PROMPT: Give the listing again in full, exactly as written.

Rows from a figure dataset

========

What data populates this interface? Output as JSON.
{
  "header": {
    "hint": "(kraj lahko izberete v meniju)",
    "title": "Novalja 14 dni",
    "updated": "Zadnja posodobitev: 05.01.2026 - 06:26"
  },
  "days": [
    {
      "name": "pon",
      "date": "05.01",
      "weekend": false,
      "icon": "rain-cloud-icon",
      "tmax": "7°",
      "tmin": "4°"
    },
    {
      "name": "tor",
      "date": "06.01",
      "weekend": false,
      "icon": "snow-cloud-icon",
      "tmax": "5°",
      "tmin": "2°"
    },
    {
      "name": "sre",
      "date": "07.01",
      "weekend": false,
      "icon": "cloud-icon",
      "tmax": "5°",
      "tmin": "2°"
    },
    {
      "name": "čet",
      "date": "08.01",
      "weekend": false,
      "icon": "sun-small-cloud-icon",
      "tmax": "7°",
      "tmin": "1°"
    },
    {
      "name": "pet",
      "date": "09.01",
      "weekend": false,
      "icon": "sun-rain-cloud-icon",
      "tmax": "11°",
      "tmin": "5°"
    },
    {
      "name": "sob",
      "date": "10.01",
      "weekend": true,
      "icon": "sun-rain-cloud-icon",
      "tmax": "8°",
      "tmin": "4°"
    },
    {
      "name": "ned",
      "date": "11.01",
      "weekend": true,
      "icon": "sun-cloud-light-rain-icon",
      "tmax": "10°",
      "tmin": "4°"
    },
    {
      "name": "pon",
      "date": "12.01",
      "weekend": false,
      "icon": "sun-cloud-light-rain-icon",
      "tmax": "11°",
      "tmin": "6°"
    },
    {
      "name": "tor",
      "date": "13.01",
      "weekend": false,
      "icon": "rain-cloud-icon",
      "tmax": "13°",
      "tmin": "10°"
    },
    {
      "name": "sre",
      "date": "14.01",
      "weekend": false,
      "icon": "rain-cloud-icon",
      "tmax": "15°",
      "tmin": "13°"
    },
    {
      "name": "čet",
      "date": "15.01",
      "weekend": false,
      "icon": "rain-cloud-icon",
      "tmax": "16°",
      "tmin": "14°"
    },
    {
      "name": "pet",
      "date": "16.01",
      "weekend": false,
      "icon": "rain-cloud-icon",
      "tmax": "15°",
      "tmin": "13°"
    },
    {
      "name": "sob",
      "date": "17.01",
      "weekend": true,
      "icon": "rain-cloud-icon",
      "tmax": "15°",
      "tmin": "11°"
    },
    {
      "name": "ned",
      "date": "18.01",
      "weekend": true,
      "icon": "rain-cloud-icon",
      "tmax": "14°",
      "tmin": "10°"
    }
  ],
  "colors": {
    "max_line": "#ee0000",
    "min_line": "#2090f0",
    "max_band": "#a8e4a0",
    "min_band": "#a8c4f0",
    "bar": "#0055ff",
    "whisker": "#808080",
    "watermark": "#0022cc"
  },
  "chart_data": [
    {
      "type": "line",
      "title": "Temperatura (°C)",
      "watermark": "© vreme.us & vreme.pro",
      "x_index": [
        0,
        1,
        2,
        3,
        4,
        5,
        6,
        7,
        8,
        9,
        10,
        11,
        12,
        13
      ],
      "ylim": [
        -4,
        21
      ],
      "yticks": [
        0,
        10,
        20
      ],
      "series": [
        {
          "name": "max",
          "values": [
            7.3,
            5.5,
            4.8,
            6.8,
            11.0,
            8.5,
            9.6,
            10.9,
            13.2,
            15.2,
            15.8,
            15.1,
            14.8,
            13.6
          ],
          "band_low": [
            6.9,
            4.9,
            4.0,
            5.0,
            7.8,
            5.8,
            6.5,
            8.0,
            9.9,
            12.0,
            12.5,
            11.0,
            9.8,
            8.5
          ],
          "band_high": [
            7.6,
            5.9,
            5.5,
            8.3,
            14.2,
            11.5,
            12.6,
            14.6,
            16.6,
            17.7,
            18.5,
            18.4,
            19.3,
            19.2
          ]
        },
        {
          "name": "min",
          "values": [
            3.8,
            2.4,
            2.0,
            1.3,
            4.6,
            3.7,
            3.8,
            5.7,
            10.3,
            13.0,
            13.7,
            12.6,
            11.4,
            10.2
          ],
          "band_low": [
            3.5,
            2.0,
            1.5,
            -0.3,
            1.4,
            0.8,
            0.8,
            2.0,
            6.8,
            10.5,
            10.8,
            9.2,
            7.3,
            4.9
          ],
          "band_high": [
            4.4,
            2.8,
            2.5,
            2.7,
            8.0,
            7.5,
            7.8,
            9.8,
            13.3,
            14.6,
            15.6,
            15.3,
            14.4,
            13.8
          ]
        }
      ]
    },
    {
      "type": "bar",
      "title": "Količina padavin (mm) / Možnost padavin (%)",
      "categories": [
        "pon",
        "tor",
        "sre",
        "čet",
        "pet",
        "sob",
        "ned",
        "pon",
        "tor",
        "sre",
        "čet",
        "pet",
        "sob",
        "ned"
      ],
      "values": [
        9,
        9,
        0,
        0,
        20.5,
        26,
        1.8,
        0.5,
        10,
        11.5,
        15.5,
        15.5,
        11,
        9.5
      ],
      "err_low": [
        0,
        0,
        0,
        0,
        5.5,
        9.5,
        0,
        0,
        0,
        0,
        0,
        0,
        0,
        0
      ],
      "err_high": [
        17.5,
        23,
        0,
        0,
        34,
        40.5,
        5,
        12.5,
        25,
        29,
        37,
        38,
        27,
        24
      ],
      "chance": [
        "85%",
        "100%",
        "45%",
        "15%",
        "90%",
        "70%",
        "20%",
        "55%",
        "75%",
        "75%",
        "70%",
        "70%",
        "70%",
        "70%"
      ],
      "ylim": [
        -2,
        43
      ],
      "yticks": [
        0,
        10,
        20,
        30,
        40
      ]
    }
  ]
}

========

ANSWER FOR THE TASK:
What data populates this interface? Output as JSON.
{
  "header": {
    "hint": "(kraj lahko izberete v meniju)",
    "title": "Novalja 14 dni",
    "updated": "Zadnja posodobitev: 05.01.2026 - 06:26"
  },
  "days": [
    {
      "name": "pon",
      "date": "05.01",
      "weekend": false,
      "icon": "rain-cloud-icon",
      "tmax": "7°",
      "tmin": "4°"
    },
    {
      "name": "tor",
      "date": "06.01",
      "weekend": false,
      "icon": "snow-cloud-icon",
      "tmax": "5°",
      "tmin": "2°"
    },
    {
      "name": "sre",
      "date": "07.01",
      "weekend": false,
      "icon": "cloud-icon",
      "tmax": "5°",
      "tmin": "2°"
    },
    {
      "name": "čet",
      "date": "08.01",
      "weekend": false,
      "icon": "sun-small-cloud-icon",
      "tmax": "7°",
      "tmin": "1°"
    },
    {
      "name": "pet",
      "date": "09.01",
      "weekend": false,
      "icon": "sun-rain-cloud-icon",
      "tmax": "11°",
      "tmin": "5°"
    },
    {
      "name": "sob",
      "date": "10.01",
      "weekend": true,
      "icon": "sun-rain-cloud-icon",
      "tmax": "8°",
      "tmin": "4°"
    },
    {
      "name": "ned",
      "date": "11.01",
      "weekend": true,
      "icon": "sun-cloud-light-rain-icon",
      "tmax": "10°",
      "tmin": "4°"
    },
    {
      "name": "pon",
      "date": "12.01",
      "weekend": false,
      "icon": "sun-cloud-light-rain-icon",
      "tmax": "11°",
      "tmin": "6°"
    },
    {
      "name": "tor",
      "date": "13.01",
      "weekend": false,
      "icon": "rain-cloud-icon",
      "tmax": "13°",
      "tmin": "10°"
    },
    {
      "name": "sre",
      "date": "14.01",
      "weekend": false,
      "icon": "rain-cloud-icon",
      "tmax": "15°",
      "tmin": "13°"
    },
    {
      "name": "čet",
      "date": "15.01",
      "weekend": false,
      "icon": "rain-cloud-icon",
      "tmax": "16°",
      "tmin": "14°"
    },
    {
      "name": "pet",
      "date": "16.01",
      "weekend": false,
      "icon": "rain-cloud-icon",
      "tmax": "15°",
      "tmin": "13°"
    },
    {
      "name": "sob",
      "date": "17.01",
      "weekend": true,
      "icon": "rain-cloud-icon",
      "tmax": "15°",
      "tmin": "11°"
    },
    {
      "name": "ned",
      "date": "18.01",
      "weekend": true,
      "icon": "rain-cloud-icon",
      "tmax": "14°",
      "tmin": "10°"
    }
  ],
  "colors": {
    "max_line": "#ee0000",
    "min_line": "#2090f0",
    "max_band": "#a8e4a0",
    "min_band": "#a8c4f0",
    "bar": "#0055ff",
    "whisker": "#808080",
    "watermark": "#0022cc"
  },
  "chart_data": [
    {
      "type": "line",
      "title": "Temperatura (°C)",
      "watermark": "© vreme.us & vreme.pro",
      "x_index": [
        0,
        1,
        2,
        3,
        4,
        5,
        6,
        7,
        8,
        9,
        10,
        11,
        12,
        13
      ],
      "ylim": [
        -4,
        21
      ],
      "yticks": [
        0,
        10,
        20
      ],
      "series": [
        {
          "name": "max",
          "values": [
            7.3,
            5.5,
            4.8,
            6.8,
            11.0,
            8.5,
            9.6,
            10.9,
            13.2,
            15.2,
            15.8,
            15.1,
            14.8,
            13.6
          ],
          "band_low": [
            6.9,
            4.9,
            4.0,
            5.0,
            7.8,
            5.8,
            6.5,
            8.0,
            9.9,
            12.0,
            12.5,
            11.0,
            9.8,
            8.5
          ],
          "band_high": [
            7.6,
            5.9,
            5.5,
            8.3,
            14.2,
            11.5,
            12.6,
            14.6,
            16.6,
            17.7,
            18.5,
            18.4,
            19.3,
            19.2
          ]
        },
        {
          "name": "min",
          "values": [
            3.8,
            2.4,
            2.0,
            1.3,
            4.6,
            3.7,
            3.8,
            5.7,
            10.3,
            13.0,
            13.7,
            12.6,
            11.4,
            10.2
          ],
          "band_low": [
            3.5,
            2.0,
            1.5,
            -0.3,
            1.4,
            0.8,
            0.8,
            2.0,
            6.8,
            10.5,
            10.8,
            9.2,
            7.3,
            4.9
          ],
          "band_high": [
            4.4,
            2.8,
            2.5,
            2.7,
            8.0,
            7.5,
            7.8,
            9.8,
            13.3,
            14.6,
            15.6,
            15.3,
            14.4,
            13.8
          ]
        }
      ]
    },
    {
      "type": "bar",
      "title": "Količina padavin (mm) / Možnost padavin (%)",
      "categories": [
        "pon",
        "tor",
        "sre",
        "čet",
        "pet",
        "sob",
        "ned",
        "pon",
        "tor",
        "sre",
        "čet",
        "pet",
        "sob",
        "ned"
      ],
      "values": [
        9,
        9,
        0,
        0,
        20.5,
        26,
        1.8,
        0.5,
        10,
        11.5,
        15.5,
        15.5,
        11,
        9.5
      ],
      "err_low": [
        0,
        0,
        0,
        0,
        5.5,
        9.5,
        0,
        0,
        0,
        0,
        0,
        0,
        0,
        0
      ],
      "err_high": [
        17.5,
        23,
        0,
        0,
        34,
        40.5,
        5,
        12.5,
        25,
        29,
        37,
        38,
        27,
        24
      ],
      "chance": [
        "85%",
        "100%",
        "45%",
        "15%",
        "90%",
        "70%",
        "20%",
        "55%",
        "75%",
        "75%",
        "70%",
        "70%",
        "70%",
        "70%"
      ],
      "ylim": [
        -2,
        43
      ],
      "yticks": [
        0,
        10,
        20,
        30,
        40
      ]
    }
  ]
}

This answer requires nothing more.